WORK INSTRUCTIONS: Transcribe the lines below verbatim, skipping the images.

RECORDS TO USE:
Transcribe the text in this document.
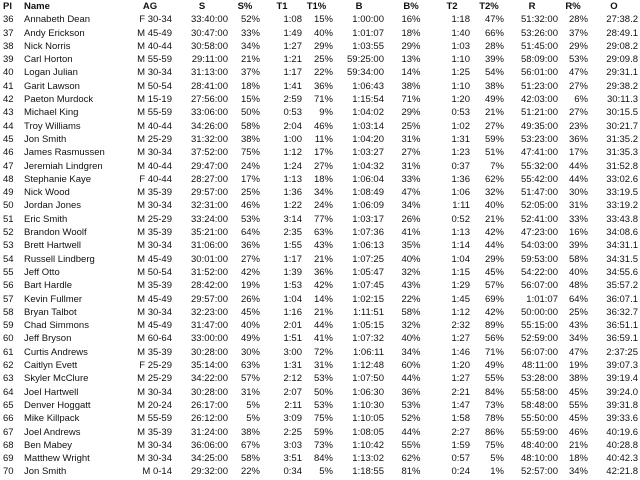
Pl	Name	AG	S	S%	T1	T1%	B	B%	T2	T2%	R	R%	O
36	Annabeth Dean	F 30-34	33:40:00	52%	1:08	15%	1:00:00	16%	1:18	47%	51:32:00	28%	27:38.2
37	Andy Erickson	M 45-49	30:47:00	33%	1:49	40%	1:01:07	18%	1:40	66%	53:26:00	37%	28:49.1
38	Nick Norris	M 40-44	30:58:00	34%	1:27	29%	1:03:55	29%	1:03	28%	51:45:00	29%	29:08.2
39	Carl Horton	M 55-59	29:11:00	21%	1:21	25%	59:25:00	13%	1:10	39%	58:09:00	53%	29:09.8
40	Logan Julian	M 30-34	31:13:00	37%	1:17	22%	59:34:00	14%	1:25	54%	56:01:00	47%	29:31.1
41	Garit Lawson	M 50-54	28:41:00	18%	1:41	36%	1:06:43	38%	1:10	38%	51:23:00	27%	29:38.2
42	Paeton Murdock	M 15-19	27:56:00	15%	2:59	71%	1:15:54	71%	1:20	49%	42:03:00	6%	30:11.3
43	Michael King	M 55-59	33:06:00	50%	0:53	9%	1:04:02	29%	0:53	21%	51:21:00	27%	30:15.5
44	Troy Williams	M 40-44	34:26:00	58%	2:04	46%	1:03:14	25%	1:02	27%	49:35:00	23%	30:21.7
45	Jon Smith	M 25-29	31:32:00	38%	1:00	11%	1:04:20	31%	1:31	59%	53:23:00	36%	31:35.2
46	James Rasmussen	M 30-34	37:52:00	75%	1:12	17%	1:03:27	27%	1:23	51%	47:41:00	17%	31:35.3
47	Jeremiah Lindgren	M 40-44	29:47:00	24%	1:24	27%	1:04:32	31%	0:37	7%	55:32:00	44%	31:52.8
48	Stephanie Kaye	F 40-44	28:27:00	17%	1:13	18%	1:06:04	33%	1:36	62%	55:42:00	44%	33:02.6
49	Nick Wood	M 35-39	29:57:00	25%	1:36	34%	1:08:49	47%	1:06	32%	51:47:00	30%	33:19.5
50	Jordan Jones	M 30-34	32:31:00	46%	1:22	24%	1:06:09	34%	1:11	40%	52:05:00	31%	33:19.2
51	Eric Smith	M 25-29	33:24:00	53%	3:14	77%	1:03:17	26%	0:52	21%	52:41:00	33%	33:43.8
52	Brandon Woolf	M 35-39	35:21:00	64%	2:35	63%	1:07:36	41%	1:13	42%	47:23:00	16%	34:08.6
53	Brett Hartwell	M 30-34	31:06:00	36%	1:55	43%	1:06:13	35%	1:14	44%	54:03:00	39%	34:31.1
54	Russell Lindberg	M 45-49	30:01:00	27%	1:17	21%	1:07:25	40%	1:04	29%	59:53:00	58%	34:31.5
55	Jeff Otto	M 50-54	31:52:00	42%	1:39	36%	1:05:47	32%	1:15	45%	54:22:00	40%	34:55.6
56	Bart Hardle	M 35-39	28:42:00	19%	1:53	42%	1:07:45	43%	1:29	57%	56:07:00	48%	35:57.2
57	Kevin Fullmer	M 45-49	29:57:00	26%	1:04	14%	1:02:15	22%	1:45	69%	1:01:07	64%	36:07.1
58	Bryan Talbot	M 30-34	32:23:00	45%	1:16	21%	1:11:51	58%	1:12	42%	50:00:00	25%	36:32.7
59	Chad Simmons	M 45-49	31:47:00	40%	2:01	44%	1:05:15	32%	2:32	89%	55:15:00	43%	36:51.1
60	Jeff Bryson	M 60-64	33:00:00	49%	1:51	41%	1:07:32	40%	1:27	56%	52:59:00	34%	36:59.1
61	Curtis Andrews	M 35-39	30:28:00	30%	3:00	72%	1:06:11	34%	1:46	71%	56:07:00	47%	2:37:25
62	Caitlyn Evett	F 25-29	35:14:00	63%	1:31	31%	1:12:48	60%	1:20	49%	48:11:00	19%	39:07.3
63	Skyler McClure	M 25-29	34:22:00	57%	2:12	53%	1:07:50	44%	1:27	55%	53:28:00	38%	39:19.4
64	Joel Hartwell	M 30-34	30:28:00	31%	2:07	50%	1:06:30	36%	2:21	84%	55:58:00	45%	39:24.0
65	Denver Hoggatt	M 20-24	26:17:00	5%	2:11	53%	1:10:30	53%	1:47	73%	58:48:00	55%	39:31.8
66	Mike Killpack	M 55-59	26:12:00	5%	3:09	75%	1:10:05	52%	1:58	78%	55:50:00	45%	39:33.6
67	Joel Andrews	M 35-39	31:24:00	38%	2:25	59%	1:08:05	44%	2:27	86%	55:59:00	46%	40:19.6
68	Ben Mabey	M 30-34	36:06:00	67%	3:03	73%	1:10:42	55%	1:59	75%	48:40:00	21%	40:28.8
69	Matthew Wright	M 30-34	34:25:00	58%	3:51	84%	1:13:02	62%	0:57	5%	48:10:00	18%	40:42.3
70	Jon Smith	M 0-14	29:32:00	22%	0:34	5%	1:18:55	81%	0:24	1%	52:57:00	34%	42:21.8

WRITTEN ANSWER:
Transcribe the text in this document.
Pl	Name	AG	S	S%	T1	T1%	B	B%	T2	T2%	R	R%	O
36	Annabeth Dean	F 30-34	33:40:00	52%	1:08	15%	1:00:00	16%	1:18	47%	51:32:00	28%	27:38.2
37	Andy Erickson	M 45-49	30:47:00	33%	1:49	40%	1:01:07	18%	1:40	66%	53:26:00	37%	28:49.1
38	Nick Norris	M 40-44	30:58:00	34%	1:27	29%	1:03:55	29%	1:03	28%	51:45:00	29%	29:08.2
39	Carl Horton	M 55-59	29:11:00	21%	1:21	25%	59:25:00	13%	1:10	39%	58:09:00	53%	29:09.8
40	Logan Julian	M 30-34	31:13:00	37%	1:17	22%	59:34:00	14%	1:25	54%	56:01:00	47%	29:31.1
41	Garit Lawson	M 50-54	28:41:00	18%	1:41	36%	1:06:43	38%	1:10	38%	51:23:00	27%	29:38.2
42	Paeton Murdock	M 15-19	27:56:00	15%	2:59	71%	1:15:54	71%	1:20	49%	42:03:00	6%	30:11.3
43	Michael King	M 55-59	33:06:00	50%	0:53	9%	1:04:02	29%	0:53	21%	51:21:00	27%	30:15.5
44	Troy Williams	M 40-44	34:26:00	58%	2:04	46%	1:03:14	25%	1:02	27%	49:35:00	23%	30:21.7
45	Jon Smith	M 25-29	31:32:00	38%	1:00	11%	1:04:20	31%	1:31	59%	53:23:00	36%	31:35.2
46	James Rasmussen	M 30-34	37:52:00	75%	1:12	17%	1:03:27	27%	1:23	51%	47:41:00	17%	31:35.3
47	Jeremiah Lindgren	M 40-44	29:47:00	24%	1:24	27%	1:04:32	31%	0:37	7%	55:32:00	44%	31:52.8
48	Stephanie Kaye	F 40-44	28:27:00	17%	1:13	18%	1:06:04	33%	1:36	62%	55:42:00	44%	33:02.6
49	Nick Wood	M 35-39	29:57:00	25%	1:36	34%	1:08:49	47%	1:06	32%	51:47:00	30%	33:19.5
50	Jordan Jones	M 30-34	32:31:00	46%	1:22	24%	1:06:09	34%	1:11	40%	52:05:00	31%	33:19.2
51	Eric Smith	M 25-29	33:24:00	53%	3:14	77%	1:03:17	26%	0:52	21%	52:41:00	33%	33:43.8
52	Brandon Woolf	M 35-39	35:21:00	64%	2:35	63%	1:07:36	41%	1:13	42%	47:23:00	16%	34:08.6
53	Brett Hartwell	M 30-34	31:06:00	36%	1:55	43%	1:06:13	35%	1:14	44%	54:03:00	39%	34:31.1
54	Russell Lindberg	M 45-49	30:01:00	27%	1:17	21%	1:07:25	40%	1:04	29%	59:53:00	58%	34:31.5
55	Jeff Otto	M 50-54	31:52:00	42%	1:39	36%	1:05:47	32%	1:15	45%	54:22:00	40%	34:55.6
56	Bart Hardle	M 35-39	28:42:00	19%	1:53	42%	1:07:45	43%	1:29	57%	56:07:00	48%	35:57.2
57	Kevin Fullmer	M 45-49	29:57:00	26%	1:04	14%	1:02:15	22%	1:45	69%	1:01:07	64%	36:07.1
58	Bryan Talbot	M 30-34	32:23:00	45%	1:16	21%	1:11:51	58%	1:12	42%	50:00:00	25%	36:32.7
59	Chad Simmons	M 45-49	31:47:00	40%	2:01	44%	1:05:15	32%	2:32	89%	55:15:00	43%	36:51.1
60	Jeff Bryson	M 60-64	33:00:00	49%	1:51	41%	1:07:32	40%	1:27	56%	52:59:00	34%	36:59.1
61	Curtis Andrews	M 35-39	30:28:00	30%	3:00	72%	1:06:11	34%	1:46	71%	56:07:00	47%	2:37:25
62	Caitlyn Evett	F 25-29	35:14:00	63%	1:31	31%	1:12:48	60%	1:20	49%	48:11:00	19%	39:07.3
63	Skyler McClure	M 25-29	34:22:00	57%	2:12	53%	1:07:50	44%	1:27	55%	53:28:00	38%	39:19.4
64	Joel Hartwell	M 30-34	30:28:00	31%	2:07	50%	1:06:30	36%	2:21	84%	55:58:00	45%	39:24.0
65	Denver Hoggatt	M 20-24	26:17:00	5%	2:11	53%	1:10:30	53%	1:47	73%	58:48:00	55%	39:31.8
66	Mike Killpack	M 55-59	26:12:00	5%	3:09	75%	1:10:05	52%	1:58	78%	55:50:00	45%	39:33.6
67	Joel Andrews	M 35-39	31:24:00	38%	2:25	59%	1:08:05	44%	2:27	86%	55:59:00	46%	40:19.6
68	Ben Mabey	M 30-34	36:06:00	67%	3:03	73%	1:10:42	55%	1:59	75%	48:40:00	21%	40:28.8
69	Matthew Wright	M 30-34	34:25:00	58%	3:51	84%	1:13:02	62%	0:57	5%	48:10:00	18%	40:42.3
70	Jon Smith	M 0-14	29:32:00	22%	0:34	5%	1:18:55	81%	0:24	1%	52:57:00	34%	42:21.8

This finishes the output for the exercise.